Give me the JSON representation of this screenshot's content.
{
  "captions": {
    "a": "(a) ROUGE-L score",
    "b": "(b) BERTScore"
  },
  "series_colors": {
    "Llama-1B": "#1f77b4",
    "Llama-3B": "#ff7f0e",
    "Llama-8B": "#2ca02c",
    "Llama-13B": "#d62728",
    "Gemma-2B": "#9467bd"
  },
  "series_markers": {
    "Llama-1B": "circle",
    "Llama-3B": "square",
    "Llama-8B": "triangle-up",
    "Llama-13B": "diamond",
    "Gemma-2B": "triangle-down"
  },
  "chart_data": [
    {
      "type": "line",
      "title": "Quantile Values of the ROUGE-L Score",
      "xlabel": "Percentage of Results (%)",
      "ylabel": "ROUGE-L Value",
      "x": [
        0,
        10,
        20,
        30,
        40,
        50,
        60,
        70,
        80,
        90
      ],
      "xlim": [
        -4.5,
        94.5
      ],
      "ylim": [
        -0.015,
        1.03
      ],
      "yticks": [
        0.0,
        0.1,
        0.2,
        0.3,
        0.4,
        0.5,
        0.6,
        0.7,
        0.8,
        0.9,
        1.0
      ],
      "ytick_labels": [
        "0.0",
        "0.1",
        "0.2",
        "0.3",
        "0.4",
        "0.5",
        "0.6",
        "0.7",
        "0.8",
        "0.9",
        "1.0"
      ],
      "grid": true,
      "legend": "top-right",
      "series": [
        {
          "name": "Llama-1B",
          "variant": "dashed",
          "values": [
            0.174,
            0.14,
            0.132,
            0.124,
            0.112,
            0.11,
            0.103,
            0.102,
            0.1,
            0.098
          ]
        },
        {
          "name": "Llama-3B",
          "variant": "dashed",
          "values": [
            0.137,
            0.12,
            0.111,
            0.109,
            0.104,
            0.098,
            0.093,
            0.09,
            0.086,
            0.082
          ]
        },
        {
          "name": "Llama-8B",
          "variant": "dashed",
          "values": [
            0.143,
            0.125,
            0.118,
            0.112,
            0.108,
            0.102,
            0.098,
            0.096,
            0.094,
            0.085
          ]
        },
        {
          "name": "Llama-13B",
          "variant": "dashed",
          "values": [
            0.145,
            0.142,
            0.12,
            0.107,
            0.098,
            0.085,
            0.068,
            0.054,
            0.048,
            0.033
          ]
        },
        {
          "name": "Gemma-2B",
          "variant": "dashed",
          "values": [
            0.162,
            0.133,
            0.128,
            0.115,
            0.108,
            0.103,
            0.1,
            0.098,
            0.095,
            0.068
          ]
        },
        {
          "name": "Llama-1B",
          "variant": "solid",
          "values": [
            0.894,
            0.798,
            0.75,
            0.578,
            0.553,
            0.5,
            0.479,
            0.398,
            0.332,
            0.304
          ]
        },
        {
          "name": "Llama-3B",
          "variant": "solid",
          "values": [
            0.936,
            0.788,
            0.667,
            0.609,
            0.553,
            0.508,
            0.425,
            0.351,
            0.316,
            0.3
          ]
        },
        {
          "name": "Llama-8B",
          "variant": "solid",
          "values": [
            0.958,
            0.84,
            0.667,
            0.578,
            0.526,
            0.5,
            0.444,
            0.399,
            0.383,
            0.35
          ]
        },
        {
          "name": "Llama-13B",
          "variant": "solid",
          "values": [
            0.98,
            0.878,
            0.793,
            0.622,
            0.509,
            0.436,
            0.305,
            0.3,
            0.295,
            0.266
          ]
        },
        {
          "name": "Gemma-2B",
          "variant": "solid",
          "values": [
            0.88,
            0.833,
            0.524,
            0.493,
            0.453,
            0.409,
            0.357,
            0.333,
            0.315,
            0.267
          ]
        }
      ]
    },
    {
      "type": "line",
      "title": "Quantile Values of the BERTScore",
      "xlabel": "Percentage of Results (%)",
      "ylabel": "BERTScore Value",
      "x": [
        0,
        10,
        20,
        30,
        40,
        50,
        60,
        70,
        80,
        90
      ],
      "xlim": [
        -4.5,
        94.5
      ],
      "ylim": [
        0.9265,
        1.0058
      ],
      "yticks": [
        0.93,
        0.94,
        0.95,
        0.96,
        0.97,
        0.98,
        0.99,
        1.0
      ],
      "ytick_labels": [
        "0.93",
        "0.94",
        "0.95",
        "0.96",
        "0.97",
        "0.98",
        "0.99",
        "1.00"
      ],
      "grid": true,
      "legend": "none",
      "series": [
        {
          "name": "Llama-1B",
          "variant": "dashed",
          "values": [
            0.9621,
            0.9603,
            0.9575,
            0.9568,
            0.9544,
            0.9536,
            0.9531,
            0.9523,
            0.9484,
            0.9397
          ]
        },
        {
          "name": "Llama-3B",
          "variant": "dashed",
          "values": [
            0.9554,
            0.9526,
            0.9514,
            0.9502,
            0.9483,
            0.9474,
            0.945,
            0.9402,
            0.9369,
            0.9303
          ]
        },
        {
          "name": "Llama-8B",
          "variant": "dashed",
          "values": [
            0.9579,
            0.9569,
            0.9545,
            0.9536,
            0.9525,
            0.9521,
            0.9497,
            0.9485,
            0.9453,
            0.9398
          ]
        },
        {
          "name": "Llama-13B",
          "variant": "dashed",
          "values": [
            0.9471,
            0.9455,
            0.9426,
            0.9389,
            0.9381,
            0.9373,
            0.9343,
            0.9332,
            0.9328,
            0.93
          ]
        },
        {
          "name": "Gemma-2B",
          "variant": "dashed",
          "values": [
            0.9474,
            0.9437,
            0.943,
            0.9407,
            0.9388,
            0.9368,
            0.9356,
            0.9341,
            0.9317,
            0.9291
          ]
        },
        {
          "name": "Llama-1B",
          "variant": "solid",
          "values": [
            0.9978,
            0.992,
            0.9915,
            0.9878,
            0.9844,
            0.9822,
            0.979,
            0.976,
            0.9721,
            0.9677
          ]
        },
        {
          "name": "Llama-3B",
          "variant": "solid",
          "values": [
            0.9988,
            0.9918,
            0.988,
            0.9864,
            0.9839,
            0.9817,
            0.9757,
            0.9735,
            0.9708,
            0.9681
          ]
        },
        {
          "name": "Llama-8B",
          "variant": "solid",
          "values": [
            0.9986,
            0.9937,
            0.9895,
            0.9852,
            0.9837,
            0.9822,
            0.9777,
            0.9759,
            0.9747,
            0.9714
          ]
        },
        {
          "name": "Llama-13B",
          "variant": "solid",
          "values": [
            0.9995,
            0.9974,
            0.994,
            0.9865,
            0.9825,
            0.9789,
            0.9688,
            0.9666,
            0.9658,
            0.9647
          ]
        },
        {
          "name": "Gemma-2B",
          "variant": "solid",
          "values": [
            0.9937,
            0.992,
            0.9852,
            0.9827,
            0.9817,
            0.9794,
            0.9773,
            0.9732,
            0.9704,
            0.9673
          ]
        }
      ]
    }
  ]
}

PROBLEM DETAILS: Make an exact copy of every line in the data.

REPLY TO THE TASK:
Give me the JSON representation of this screenshot's content.
{
  "captions": {
    "a": "(a) ROUGE-L score",
    "b": "(b) BERTScore"
  },
  "series_colors": {
    "Llama-1B": "#1f77b4",
    "Llama-3B": "#ff7f0e",
    "Llama-8B": "#2ca02c",
    "Llama-13B": "#d62728",
    "Gemma-2B": "#9467bd"
  },
  "series_markers": {
    "Llama-1B": "circle",
    "Llama-3B": "square",
    "Llama-8B": "triangle-up",
    "Llama-13B": "diamond",
    "Gemma-2B": "triangle-down"
  },
  "chart_data": [
    {
      "type": "line",
      "title": "Quantile Values of the ROUGE-L Score",
      "xlabel": "Percentage of Results (%)",
      "ylabel": "ROUGE-L Value",
      "x": [
        0,
        10,
        20,
        30,
        40,
        50,
        60,
        70,
        80,
        90
      ],
      "xlim": [
        -4.5,
        94.5
      ],
      "ylim": [
        -0.015,
        1.03
      ],
      "yticks": [
        0.0,
        0.1,
        0.2,
        0.3,
        0.4,
        0.5,
        0.6,
        0.7,
        0.8,
        0.9,
        1.0
      ],
      "ytick_labels": [
        "0.0",
        "0.1",
        "0.2",
        "0.3",
        "0.4",
        "0.5",
        "0.6",
        "0.7",
        "0.8",
        "0.9",
        "1.0"
      ],
      "grid": true,
      "legend": "top-right",
      "series": [
        {
          "name": "Llama-1B",
          "variant": "dashed",
          "values": [
            0.174,
            0.14,
            0.132,
            0.124,
            0.112,
            0.11,
            0.103,
            0.102,
            0.1,
            0.098
          ]
        },
        {
          "name": "Llama-3B",
          "variant": "dashed",
          "values": [
            0.137,
            0.12,
            0.111,
            0.109,
            0.104,
            0.098,
            0.093,
            0.09,
            0.086,
            0.082
          ]
        },
        {
          "name": "Llama-8B",
          "variant": "dashed",
          "values": [
            0.143,
            0.125,
            0.118,
            0.112,
            0.108,
            0.102,
            0.098,
            0.096,
            0.094,
            0.085
          ]
        },
        {
          "name": "Llama-13B",
          "variant": "dashed",
          "values": [
            0.145,
            0.142,
            0.12,
            0.107,
            0.098,
            0.085,
            0.068,
            0.054,
            0.048,
            0.033
          ]
        },
        {
          "name": "Gemma-2B",
          "variant": "dashed",
          "values": [
            0.162,
            0.133,
            0.128,
            0.115,
            0.108,
            0.103,
            0.1,
            0.098,
            0.095,
            0.068
          ]
        },
        {
          "name": "Llama-1B",
          "variant": "solid",
          "values": [
            0.894,
            0.798,
            0.75,
            0.578,
            0.553,
            0.5,
            0.479,
            0.398,
            0.332,
            0.304
          ]
        },
        {
          "name": "Llama-3B",
          "variant": "solid",
          "values": [
            0.936,
            0.788,
            0.667,
            0.609,
            0.553,
            0.508,
            0.425,
            0.351,
            0.316,
            0.3
          ]
        },
        {
          "name": "Llama-8B",
          "variant": "solid",
          "values": [
            0.958,
            0.84,
            0.667,
            0.578,
            0.526,
            0.5,
            0.444,
            0.399,
            0.383,
            0.35
          ]
        },
        {
          "name": "Llama-13B",
          "variant": "solid",
          "values": [
            0.98,
            0.878,
            0.793,
            0.622,
            0.509,
            0.436,
            0.305,
            0.3,
            0.295,
            0.266
          ]
        },
        {
          "name": "Gemma-2B",
          "variant": "solid",
          "values": [
            0.88,
            0.833,
            0.524,
            0.493,
            0.453,
            0.409,
            0.357,
            0.333,
            0.315,
            0.267
          ]
        }
      ]
    },
    {
      "type": "line",
      "title": "Quantile Values of the BERTScore",
      "xlabel": "Percentage of Results (%)",
      "ylabel": "BERTScore Value",
      "x": [
        0,
        10,
        20,
        30,
        40,
        50,
        60,
        70,
        80,
        90
      ],
      "xlim": [
        -4.5,
        94.5
      ],
      "ylim": [
        0.9265,
        1.0058
      ],
      "yticks": [
        0.93,
        0.94,
        0.95,
        0.96,
        0.97,
        0.98,
        0.99,
        1.0
      ],
      "ytick_labels": [
        "0.93",
        "0.94",
        "0.95",
        "0.96",
        "0.97",
        "0.98",
        "0.99",
        "1.00"
      ],
      "grid": true,
      "legend": "none",
      "series": [
        {
          "name": "Llama-1B",
          "variant": "dashed",
          "values": [
            0.9621,
            0.9603,
            0.9575,
            0.9568,
            0.9544,
            0.9536,
            0.9531,
            0.9523,
            0.9484,
            0.9397
          ]
        },
        {
          "name": "Llama-3B",
          "variant": "dashed",
          "values": [
            0.9554,
            0.9526,
            0.9514,
            0.9502,
            0.9483,
            0.9474,
            0.945,
            0.9402,
            0.9369,
            0.9303
          ]
        },
        {
          "name": "Llama-8B",
          "variant": "dashed",
          "values": [
            0.9579,
            0.9569,
            0.9545,
            0.9536,
            0.9525,
            0.9521,
            0.9497,
            0.9485,
            0.9453,
            0.9398
          ]
        },
        {
          "name": "Llama-13B",
          "variant": "dashed",
          "values": [
            0.9471,
            0.9455,
            0.9426,
            0.9389,
            0.9381,
            0.9373,
            0.9343,
            0.9332,
            0.9328,
            0.93
          ]
        },
        {
          "name": "Gemma-2B",
          "variant": "dashed",
          "values": [
            0.9474,
            0.9437,
            0.943,
            0.9407,
            0.9388,
            0.9368,
            0.9356,
            0.9341,
            0.9317,
            0.9291
          ]
        },
        {
          "name": "Llama-1B",
          "variant": "solid",
          "values": [
            0.9978,
            0.992,
            0.9915,
            0.9878,
            0.9844,
            0.9822,
            0.979,
            0.976,
            0.9721,
            0.9677
          ]
        },
        {
          "name": "Llama-3B",
          "variant": "solid",
          "values": [
            0.9988,
            0.9918,
            0.988,
            0.9864,
            0.9839,
            0.9817,
            0.9757,
            0.9735,
            0.9708,
            0.9681
          ]
        },
        {
          "name": "Llama-8B",
          "variant": "solid",
          "values": [
            0.9986,
            0.9937,
            0.9895,
            0.9852,
            0.9837,
            0.9822,
            0.9777,
            0.9759,
            0.9747,
            0.9714
          ]
        },
        {
          "name": "Llama-13B",
          "variant": "solid",
          "values": [
            0.9995,
            0.9974,
            0.994,
            0.9865,
            0.9825,
            0.9789,
            0.9688,
            0.9666,
            0.9658,
            0.9647
          ]
        },
        {
          "name": "Gemma-2B",
          "variant": "solid",
          "values": [
            0.9937,
            0.992,
            0.9852,
            0.9827,
            0.9817,
            0.9794,
            0.9773,
            0.9732,
            0.9704,
            0.9673
          ]
        }
      ]
    }
  ]
}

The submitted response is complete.